* **Short exercise**:
Show all lines holding the string "Thailand".
________
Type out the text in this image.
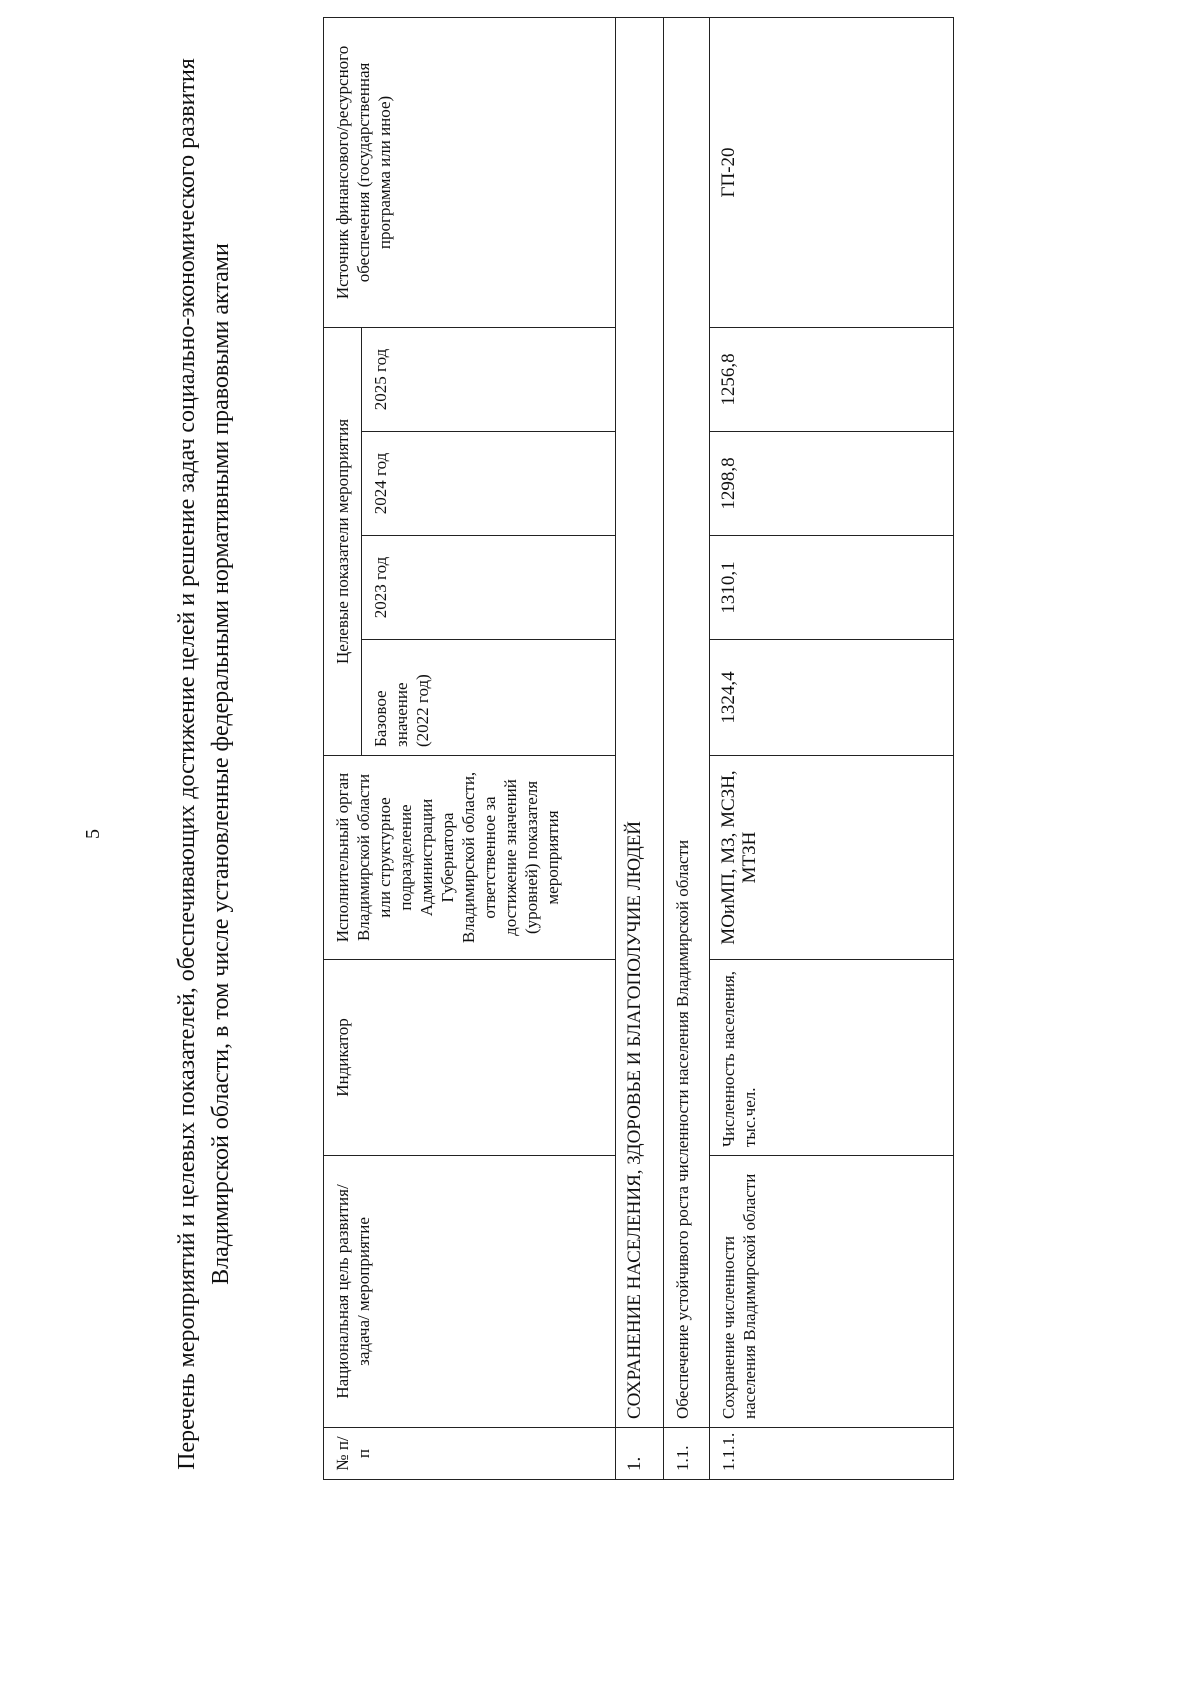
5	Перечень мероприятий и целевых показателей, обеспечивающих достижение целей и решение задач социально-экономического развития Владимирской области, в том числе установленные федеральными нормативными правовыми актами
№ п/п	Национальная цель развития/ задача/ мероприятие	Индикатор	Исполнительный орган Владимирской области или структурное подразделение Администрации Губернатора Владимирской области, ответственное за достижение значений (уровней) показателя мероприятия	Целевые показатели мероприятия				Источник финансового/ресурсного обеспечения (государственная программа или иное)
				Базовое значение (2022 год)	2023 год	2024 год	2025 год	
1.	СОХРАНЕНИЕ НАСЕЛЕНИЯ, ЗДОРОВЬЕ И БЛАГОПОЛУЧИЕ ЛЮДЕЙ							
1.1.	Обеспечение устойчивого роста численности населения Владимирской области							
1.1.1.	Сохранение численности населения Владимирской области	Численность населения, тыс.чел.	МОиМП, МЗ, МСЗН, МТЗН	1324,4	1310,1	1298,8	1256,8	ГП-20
________
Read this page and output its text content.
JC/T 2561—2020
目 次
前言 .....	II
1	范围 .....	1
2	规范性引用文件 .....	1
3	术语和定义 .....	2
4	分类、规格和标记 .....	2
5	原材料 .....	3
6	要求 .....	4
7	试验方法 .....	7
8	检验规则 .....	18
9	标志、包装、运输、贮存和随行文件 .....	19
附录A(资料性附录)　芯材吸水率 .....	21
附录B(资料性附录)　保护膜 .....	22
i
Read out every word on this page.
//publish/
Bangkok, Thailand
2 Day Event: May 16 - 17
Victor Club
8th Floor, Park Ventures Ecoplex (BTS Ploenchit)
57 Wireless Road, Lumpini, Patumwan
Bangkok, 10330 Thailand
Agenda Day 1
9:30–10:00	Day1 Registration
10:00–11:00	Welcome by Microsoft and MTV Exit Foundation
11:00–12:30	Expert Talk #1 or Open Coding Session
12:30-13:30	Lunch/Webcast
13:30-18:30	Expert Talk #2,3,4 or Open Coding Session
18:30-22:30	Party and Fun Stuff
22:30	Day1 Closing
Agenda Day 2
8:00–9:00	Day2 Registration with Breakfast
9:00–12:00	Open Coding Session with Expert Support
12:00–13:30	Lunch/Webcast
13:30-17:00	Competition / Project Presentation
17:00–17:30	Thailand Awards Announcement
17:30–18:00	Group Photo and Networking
________
* **Solution**:
Bangkok, Thailand
Bangkok, 10330 Thailand
17:00–17:30	Thailand Awards Announcement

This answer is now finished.